### Task requirements
Only the pictures are to be left out; set down the rest of the records exactly.

### Raw records
-- START --

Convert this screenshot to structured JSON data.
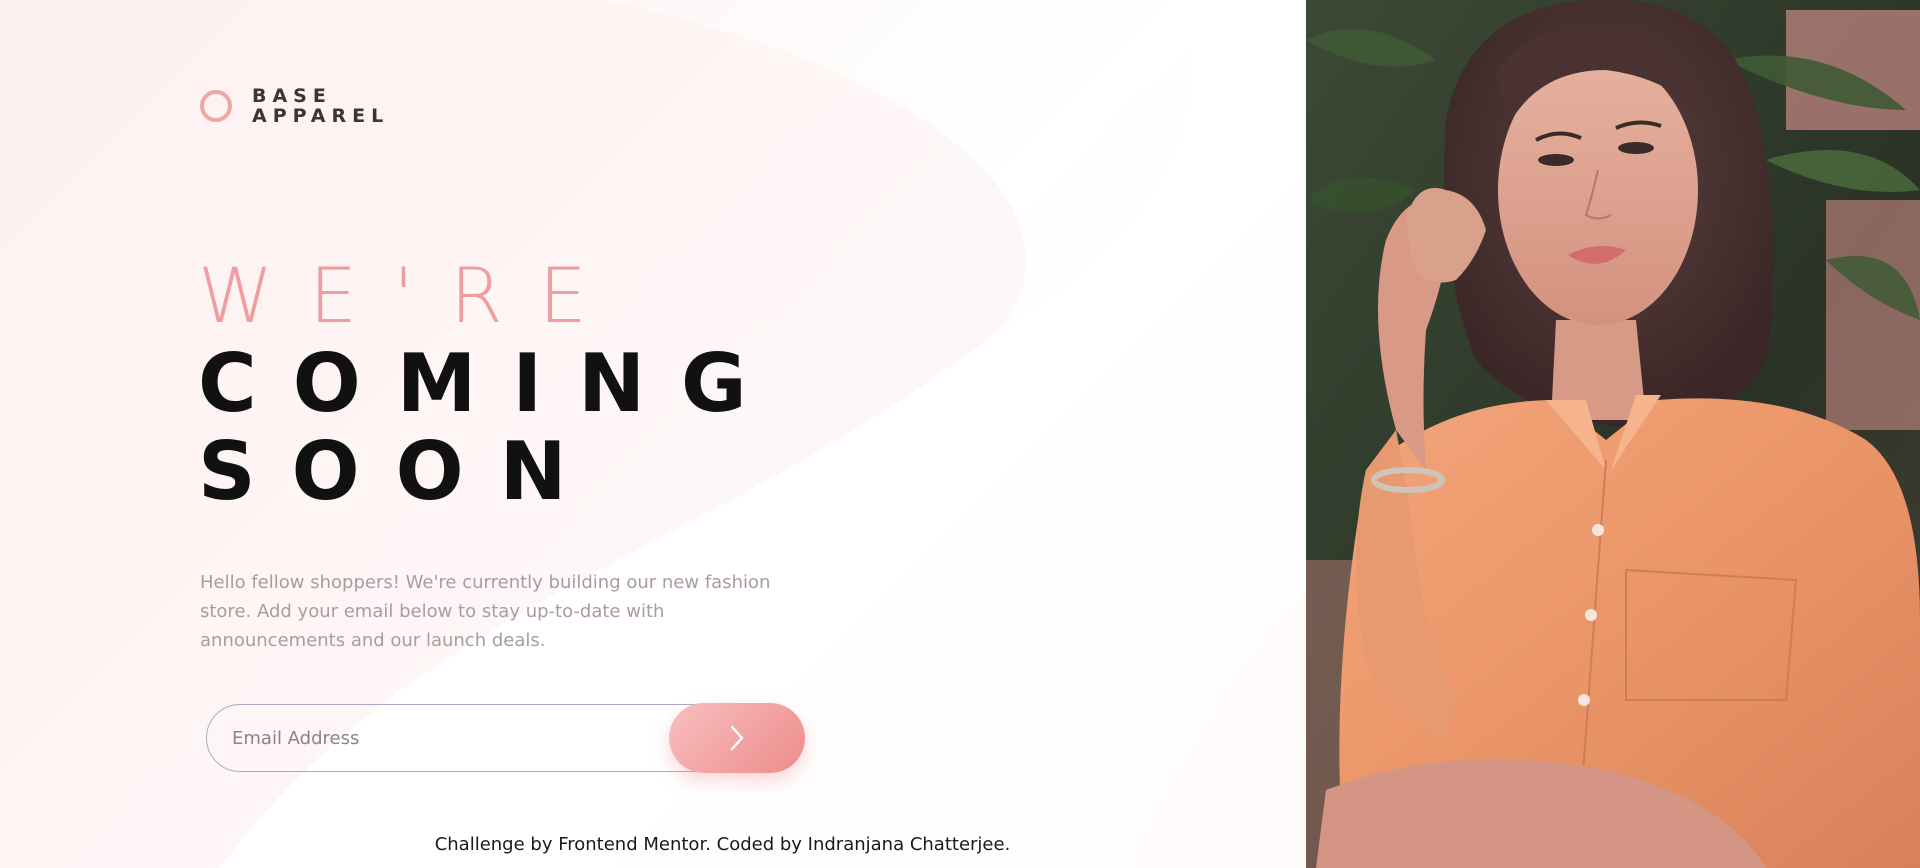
{
  "brand": {
    "line1": "BASE",
    "line2": "APPAREL",
    "accent_color": "#f0a7a4",
    "icon": "circle-logo-icon"
  },
  "headline": {
    "light": "WE'RE",
    "bold_line1": "COMING",
    "bold_line2": "SOON"
  },
  "description": "Hello fellow shoppers! We're currently building our new fashion store. Add your email below to stay up-to-date with announcements and our launch deals.",
  "email_form": {
    "placeholder": "Email Address",
    "submit_icon": "chevron-right-icon"
  },
  "attribution": "Challenge by Frontend Mentor. Coded by Indranjana Chatterjee.",
  "hero_image": {
    "alt": "hero-photo"
  },
  "colors": {
    "headline_light": "#ef9da0",
    "headline_bold": "#111111",
    "body_text": "#a99b9e",
    "button_gradient_start": "#f8bfbf",
    "button_gradient_end": "#ee8b8b"
  }
}
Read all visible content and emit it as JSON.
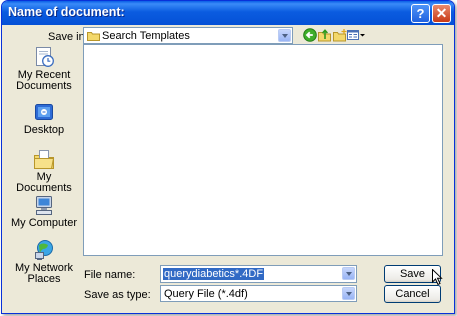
{
  "dialog": {
    "title": "Name of document:"
  },
  "titlebar": {
    "help_label": "?",
    "close_label": "✕"
  },
  "save_in": {
    "label": "Save in:",
    "value": "Search Templates"
  },
  "toolbar": [
    "back-icon",
    "up-folder-icon",
    "new-folder-icon",
    "views-menu-icon"
  ],
  "places": [
    {
      "label": "My Recent Documents",
      "icon": "recent-documents-icon"
    },
    {
      "label": "Desktop",
      "icon": "desktop-icon"
    },
    {
      "label": "My Documents",
      "icon": "my-documents-icon"
    },
    {
      "label": "My Computer",
      "icon": "my-computer-icon"
    },
    {
      "label": "My Network Places",
      "icon": "network-places-icon"
    }
  ],
  "file_name": {
    "label": "File name:",
    "value": "querydiabetics*.4DF"
  },
  "save_as_type": {
    "label": "Save as type:",
    "value": "Query File (*.4df)"
  },
  "buttons": {
    "save": "Save",
    "cancel": "Cancel"
  }
}
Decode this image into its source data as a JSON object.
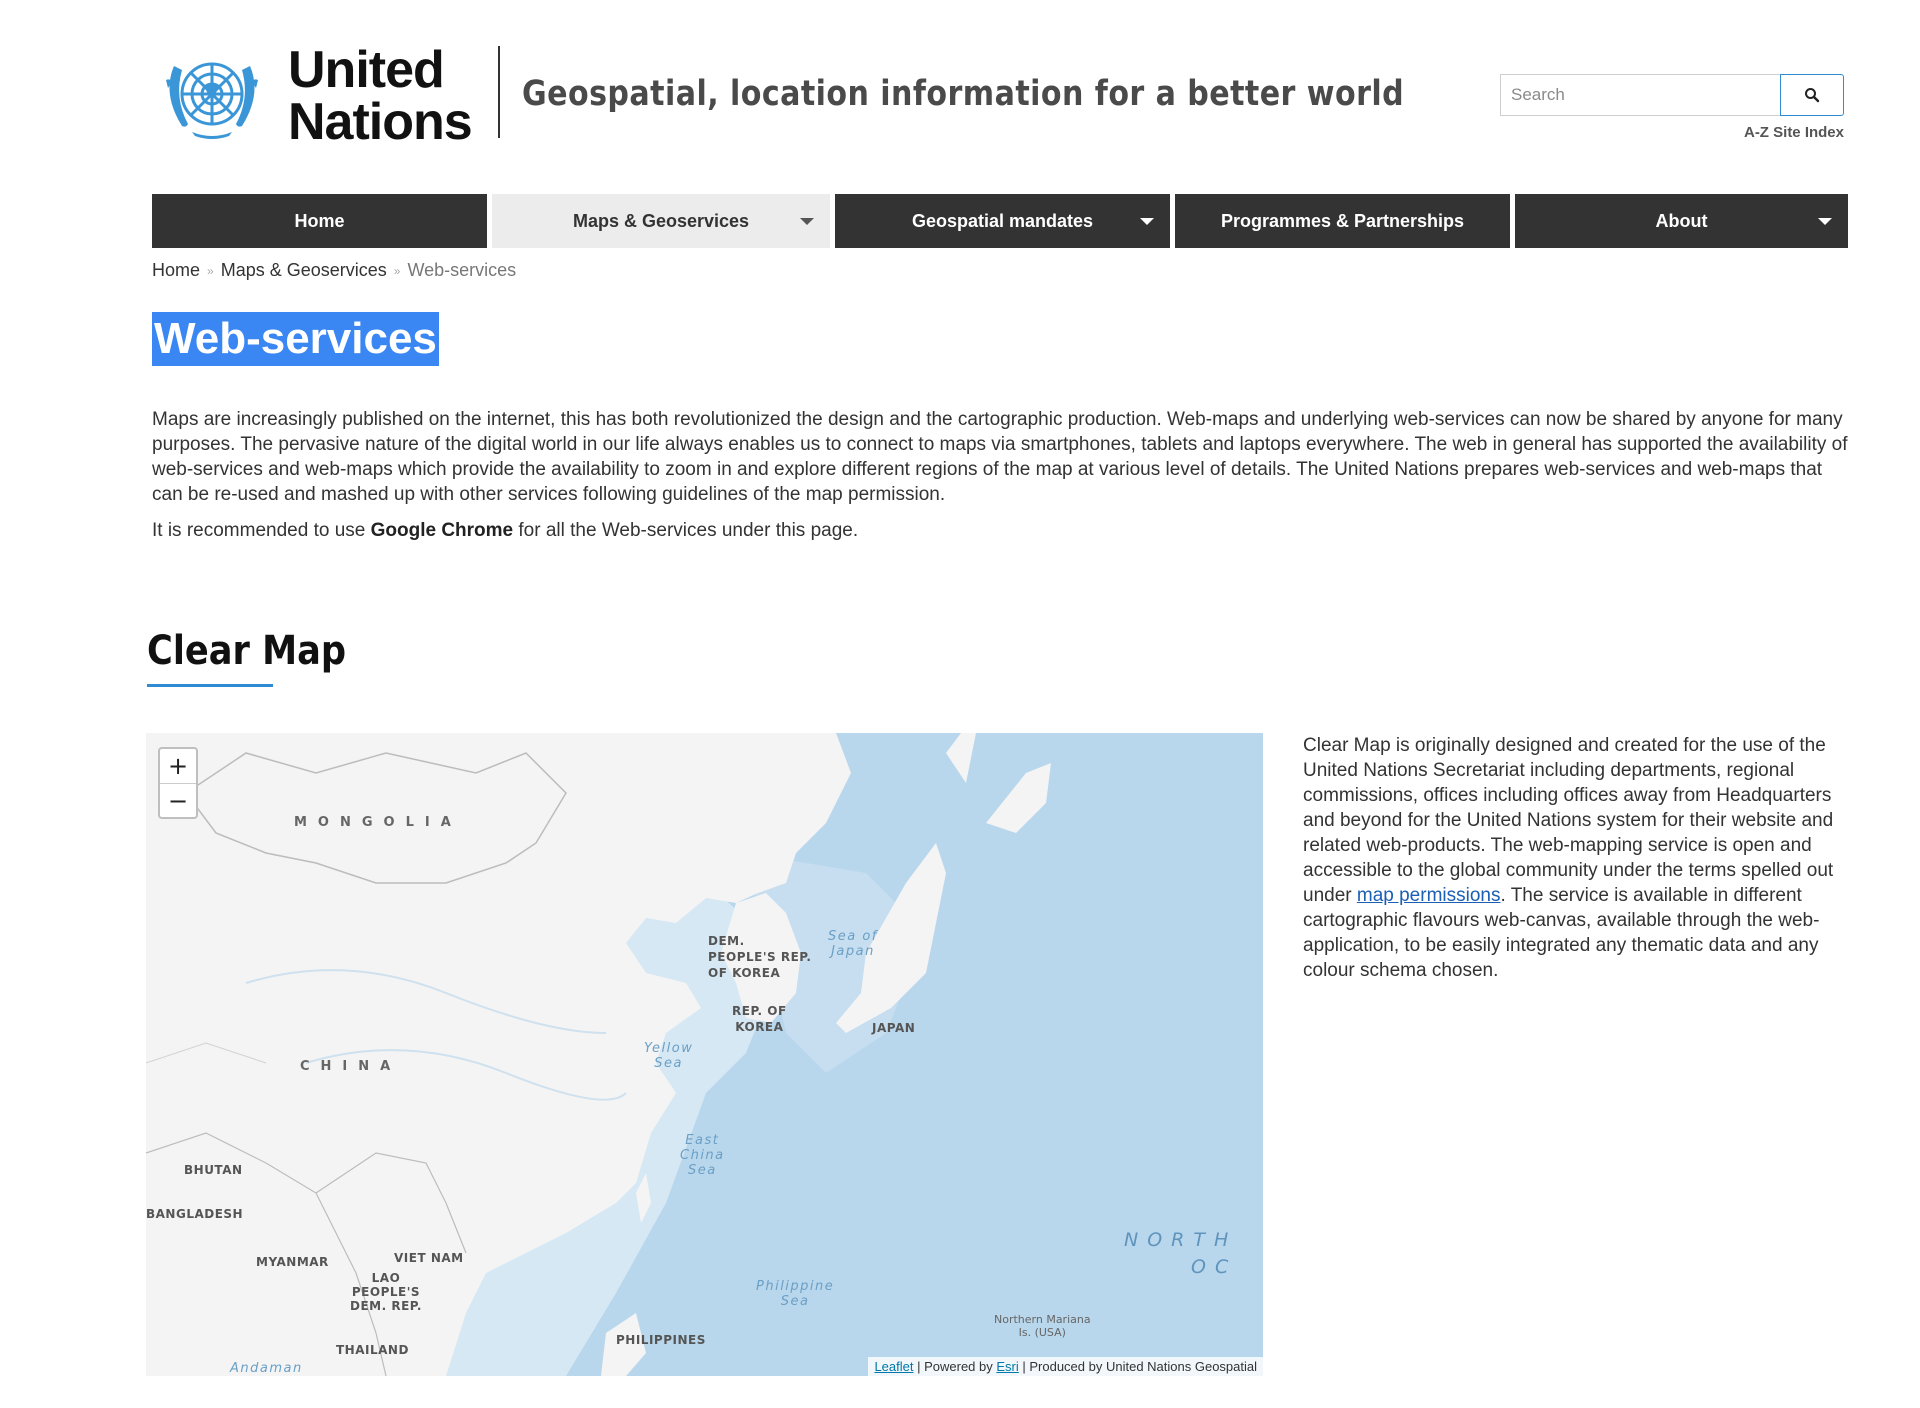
{
  "header": {
    "logo_line1": "United",
    "logo_line2": "Nations",
    "tagline": "Geospatial, location information for a better world",
    "search_placeholder": "Search",
    "az_index": "A-Z Site Index"
  },
  "nav": {
    "items": [
      {
        "label": "Home"
      },
      {
        "label": "Maps & Geoservices"
      },
      {
        "label": "Geospatial mandates"
      },
      {
        "label": "Programmes & Partnerships"
      },
      {
        "label": "About"
      }
    ]
  },
  "breadcrumb": {
    "items": [
      "Home",
      "Maps & Geoservices",
      "Web-services"
    ],
    "separator": "»"
  },
  "page": {
    "title": "Web-services",
    "intro": "Maps are increasingly published on the internet, this has both revolutionized the design and the cartographic production. Web-maps and underlying web-services can now be shared by anyone for many purposes. The pervasive nature of the digital world in our life always enables us to connect to maps via smartphones, tablets and laptops everywhere. The web in general has supported the availability of web-services and web-maps which provide the availability to zoom in and explore different regions of the map at various level of details. The United Nations prepares web-services and web-maps that can be re-used and mashed up with other services following guidelines of the map permission.",
    "recommend_pre": "It is recommended to use ",
    "recommend_bold": "Google Chrome",
    "recommend_post": " for all the Web-services under this page."
  },
  "section": {
    "title": "Clear Map",
    "text_pre": "Clear Map is originally designed and created for the use of the United Nations Secretariat including departments, regional commissions, offices including offices away from Headquarters and beyond for the United Nations system for their website and related web-products. The web-mapping service is open and accessible to the global community under the terms spelled out under ",
    "link": "map permissions",
    "text_post": ". The service is available in different cartographic flavours web-canvas, available through the web-application, to be easily integrated any thematic data and any colour schema chosen."
  },
  "map": {
    "zoom_in": "+",
    "zoom_out": "−",
    "labels": {
      "mongolia": "MONGOLIA",
      "china": "CHINA",
      "dprk": "DEM.\nPEOPLE'S REP.\nOF KOREA",
      "rok": "REP. OF\nKOREA",
      "japan": "JAPAN",
      "sea_japan": "Sea of\nJapan",
      "yellow_sea": "Yellow\nSea",
      "east_china_sea": "East\nChina\nSea",
      "bhutan": "BHUTAN",
      "bangladesh": "BANGLADESH",
      "myanmar": "MYANMAR",
      "viet_nam": "VIET NAM",
      "lao": "LAO\nPEOPLE'S\nDEM. REP.",
      "thailand": "THAILAND",
      "philippines": "PHILIPPINES",
      "philippine_sea": "Philippine\nSea",
      "north_pacific": "NORTH\nOC",
      "mariana": "Northern Mariana\nIs. (USA)",
      "andaman": "Andaman"
    },
    "attribution": {
      "leaflet": "Leaflet",
      "powered": " | Powered by ",
      "esri": "Esri",
      "produced": " | Produced by United Nations Geospatial"
    },
    "colors": {
      "land": "#f4f4f4",
      "ocean": "#b9d7ec",
      "shallow": "#d6e8f4",
      "border": "#bcbcbc"
    }
  },
  "colors": {
    "nav_dark": "#333333",
    "nav_active": "#ececec",
    "accent_blue": "#2e8bd4",
    "title_highlight": "#3a86f3"
  }
}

-- END --

### Response to this exercise
Convert this screenshot to structured JSON data.
{
  "brand": {
    "line1": "BASE",
    "line2": "APPAREL",
    "accent_color": "#f0a7a4",
    "icon": "circle-logo-icon"
  },
  "headline": {
    "light": "WE'RE",
    "bold_line1": "COMING",
    "bold_line2": "SOON"
  },
  "description": "Hello fellow shoppers! We're currently building our new fashion store. Add your email below to stay up-to-date with announcements and our launch deals.",
  "email_form": {
    "placeholder": "Email Address",
    "submit_icon": "chevron-right-icon"
  },
  "attribution": "Challenge by Frontend Mentor. Coded by Indranjana Chatterjee.",
  "hero_image": {
    "alt": "hero-photo"
  },
  "colors": {
    "headline_light": "#ef9da0",
    "headline_bold": "#111111",
    "body_text": "#a99b9e",
    "button_gradient_start": "#f8bfbf",
    "button_gradient_end": "#ee8b8b"
  }
}
Read all visible content and emit it as JSON.
{
  "dialog": {
    "title": "Name of document:"
  },
  "titlebar": {
    "help_label": "?",
    "close_label": "✕"
  },
  "save_in": {
    "label": "Save in:",
    "value": "Search Templates"
  },
  "toolbar": [
    "back-icon",
    "up-folder-icon",
    "new-folder-icon",
    "views-menu-icon"
  ],
  "places": [
    {
      "label": "My Recent Documents",
      "icon": "recent-documents-icon"
    },
    {
      "label": "Desktop",
      "icon": "desktop-icon"
    },
    {
      "label": "My Documents",
      "icon": "my-documents-icon"
    },
    {
      "label": "My Computer",
      "icon": "my-computer-icon"
    },
    {
      "label": "My Network Places",
      "icon": "network-places-icon"
    }
  ],
  "file_name": {
    "label": "File name:",
    "value": "querydiabetics*.4DF"
  },
  "save_as_type": {
    "label": "Save as type:",
    "value": "Query File (*.4df)"
  },
  "buttons": {
    "save": "Save",
    "cancel": "Cancel"
  }
}
Decode this image into its source data as a JSON object.
{
  "header": {
    "logo_line1": "United",
    "logo_line2": "Nations",
    "tagline": "Geospatial, location information for a better world",
    "search_placeholder": "Search",
    "az_index": "A-Z Site Index"
  },
  "nav": {
    "items": [
      {
        "label": "Home"
      },
      {
        "label": "Maps & Geoservices"
      },
      {
        "label": "Geospatial mandates"
      },
      {
        "label": "Programmes & Partnerships"
      },
      {
        "label": "About"
      }
    ]
  },
  "breadcrumb": {
    "items": [
      "Home",
      "Maps & Geoservices",
      "Web-services"
    ],
    "separator": "»"
  },
  "page": {
    "title": "Web-services",
    "intro": "Maps are increasingly published on the internet, this has both revolutionized the design and the cartographic production. Web-maps and underlying web-services can now be shared by anyone for many purposes. The pervasive nature of the digital world in our life always enables us to connect to maps via smartphones, tablets and laptops everywhere. The web in general has supported the availability of web-services and web-maps which provide the availability to zoom in and explore different regions of the map at various level of details. The United Nations prepares web-services and web-maps that can be re-used and mashed up with other services following guidelines of the map permission.",
    "recommend_pre": "It is recommended to use ",
    "recommend_bold": "Google Chrome",
    "recommend_post": " for all the Web-services under this page."
  },
  "section": {
    "title": "Clear Map",
    "text_pre": "Clear Map is originally designed and created for the use of the United Nations Secretariat including departments, regional commissions, offices including offices away from Headquarters and beyond for the United Nations system for their website and related web-products. The web-mapping service is open and accessible to the global community under the terms spelled out under ",
    "link": "map permissions",
    "text_post": ". The service is available in different cartographic flavours web-canvas, available through the web-application, to be easily integrated any thematic data and any colour schema chosen."
  },
  "map": {
    "zoom_in": "+",
    "zoom_out": "−",
    "labels": {
      "mongolia": "MONGOLIA",
      "china": "CHINA",
      "dprk": "DEM.\nPEOPLE'S REP.\nOF KOREA",
      "rok": "REP. OF\nKOREA",
      "japan": "JAPAN",
      "sea_japan": "Sea of\nJapan",
      "yellow_sea": "Yellow\nSea",
      "east_china_sea": "East\nChina\nSea",
      "bhutan": "BHUTAN",
      "bangladesh": "BANGLADESH",
      "myanmar": "MYANMAR",
      "viet_nam": "VIET NAM",
      "lao": "LAO\nPEOPLE'S\nDEM. REP.",
      "thailand": "THAILAND",
      "philippines": "PHILIPPINES",
      "philippine_sea": "Philippine\nSea",
      "north_pacific": "NORTH\nOC",
      "mariana": "Northern Mariana\nIs. (USA)",
      "andaman": "Andaman"
    },
    "attribution": {
      "leaflet": "Leaflet",
      "powered": " | Powered by ",
      "esri": "Esri",
      "produced": " | Produced by United Nations Geospatial"
    },
    "colors": {
      "land": "#f4f4f4",
      "ocean": "#b9d7ec",
      "shallow": "#d6e8f4",
      "border": "#bcbcbc"
    }
  },
  "colors": {
    "nav_dark": "#333333",
    "nav_active": "#ececec",
    "accent_blue": "#2e8bd4",
    "title_highlight": "#3a86f3"
  }
}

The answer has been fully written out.